▸ **Exercise details**: Reproduce the complete listing without any deviation.

▸ **Records supplied**:
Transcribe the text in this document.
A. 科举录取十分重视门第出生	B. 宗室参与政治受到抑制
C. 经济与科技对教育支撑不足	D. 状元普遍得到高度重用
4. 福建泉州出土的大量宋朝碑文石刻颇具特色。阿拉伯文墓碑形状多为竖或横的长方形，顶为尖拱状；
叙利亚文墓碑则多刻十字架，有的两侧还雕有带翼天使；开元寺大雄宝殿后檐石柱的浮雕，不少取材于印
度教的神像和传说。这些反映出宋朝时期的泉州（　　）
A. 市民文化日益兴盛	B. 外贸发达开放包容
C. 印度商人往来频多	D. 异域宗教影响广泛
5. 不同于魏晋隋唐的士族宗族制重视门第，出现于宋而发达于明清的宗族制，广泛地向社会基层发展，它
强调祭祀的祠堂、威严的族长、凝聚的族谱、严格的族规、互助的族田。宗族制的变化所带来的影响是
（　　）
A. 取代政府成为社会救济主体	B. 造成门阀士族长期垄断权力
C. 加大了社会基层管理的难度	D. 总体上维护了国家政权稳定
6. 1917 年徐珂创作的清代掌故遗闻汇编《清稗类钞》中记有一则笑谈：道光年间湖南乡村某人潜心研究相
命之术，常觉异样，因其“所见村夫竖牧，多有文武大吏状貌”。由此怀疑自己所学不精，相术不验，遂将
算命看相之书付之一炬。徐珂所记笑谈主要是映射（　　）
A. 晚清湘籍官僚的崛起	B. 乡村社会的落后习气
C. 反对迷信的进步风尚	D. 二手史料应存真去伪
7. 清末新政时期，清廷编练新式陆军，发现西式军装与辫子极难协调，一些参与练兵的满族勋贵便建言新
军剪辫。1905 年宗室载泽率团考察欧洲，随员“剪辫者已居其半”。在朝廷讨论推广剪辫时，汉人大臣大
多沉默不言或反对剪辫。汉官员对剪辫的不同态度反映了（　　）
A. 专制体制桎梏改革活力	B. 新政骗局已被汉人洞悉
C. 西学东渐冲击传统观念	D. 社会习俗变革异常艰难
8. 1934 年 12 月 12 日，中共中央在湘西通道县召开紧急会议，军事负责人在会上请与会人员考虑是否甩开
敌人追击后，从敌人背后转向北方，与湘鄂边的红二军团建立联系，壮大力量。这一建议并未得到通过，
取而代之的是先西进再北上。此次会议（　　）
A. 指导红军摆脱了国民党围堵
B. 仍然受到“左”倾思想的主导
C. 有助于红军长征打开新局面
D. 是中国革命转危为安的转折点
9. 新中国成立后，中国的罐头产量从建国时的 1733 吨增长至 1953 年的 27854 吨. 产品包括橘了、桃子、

▸ **Result**:
Transcribe the text in this document.
A. 科举录取十分重视门第出生	B. 宗室参与政治受到抑制
C. 经济与科技对教育支撑不足	D. 状元普遍得到高度重用
4. 福建泉州出土的大量宋朝碑文石刻颇具特色。阿拉伯文墓碑形状多为竖或横的长方形，顶为尖拱状；
叙利亚文墓碑则多刻十字架，有的两侧还雕有带翼天使；开元寺大雄宝殿后檐石柱的浮雕，不少取材于印
度教的神像和传说。这些反映出宋朝时期的泉州（　　）
A. 市民文化日益兴盛	B. 外贸发达开放包容
C. 印度商人往来频多	D. 异域宗教影响广泛
5. 不同于魏晋隋唐的士族宗族制重视门第，出现于宋而发达于明清的宗族制，广泛地向社会基层发展，它
强调祭祀的祠堂、威严的族长、凝聚的族谱、严格的族规、互助的族田。宗族制的变化所带来的影响是
（　　）
A. 取代政府成为社会救济主体	B. 造成门阀士族长期垄断权力
C. 加大了社会基层管理的难度	D. 总体上维护了国家政权稳定
6. 1917 年徐珂创作的清代掌故遗闻汇编《清稗类钞》中记有一则笑谈：道光年间湖南乡村某人潜心研究相
命之术，常觉异样，因其“所见村夫竖牧，多有文武大吏状貌”。由此怀疑自己所学不精，相术不验，遂将
算命看相之书付之一炬。徐珂所记笑谈主要是映射（　　）
A. 晚清湘籍官僚的崛起	B. 乡村社会的落后习气
C. 反对迷信的进步风尚	D. 二手史料应存真去伪
7. 清末新政时期，清廷编练新式陆军，发现西式军装与辫子极难协调，一些参与练兵的满族勋贵便建言新
军剪辫。1905 年宗室载泽率团考察欧洲，随员“剪辫者已居其半”。在朝廷讨论推广剪辫时，汉人大臣大
多沉默不言或反对剪辫。汉官员对剪辫的不同态度反映了（　　）
A. 专制体制桎梏改革活力	B. 新政骗局已被汉人洞悉
C. 西学东渐冲击传统观念	D. 社会习俗变革异常艰难
8. 1934 年 12 月 12 日，中共中央在湘西通道县召开紧急会议，军事负责人在会上请与会人员考虑是否甩开
敌人追击后，从敌人背后转向北方，与湘鄂边的红二军团建立联系，壮大力量。这一建议并未得到通过，
取而代之的是先西进再北上。此次会议（　　）
A. 指导红军摆脱了国民党围堵
B. 仍然受到“左”倾思想的主导
C. 有助于红军长征打开新局面
D. 是中国革命转危为安的转折点
9. 新中国成立后，中国的罐头产量从建国时的 1733 吨增长至 1953 年的 27854 吨. 产品包括橘了、桃子、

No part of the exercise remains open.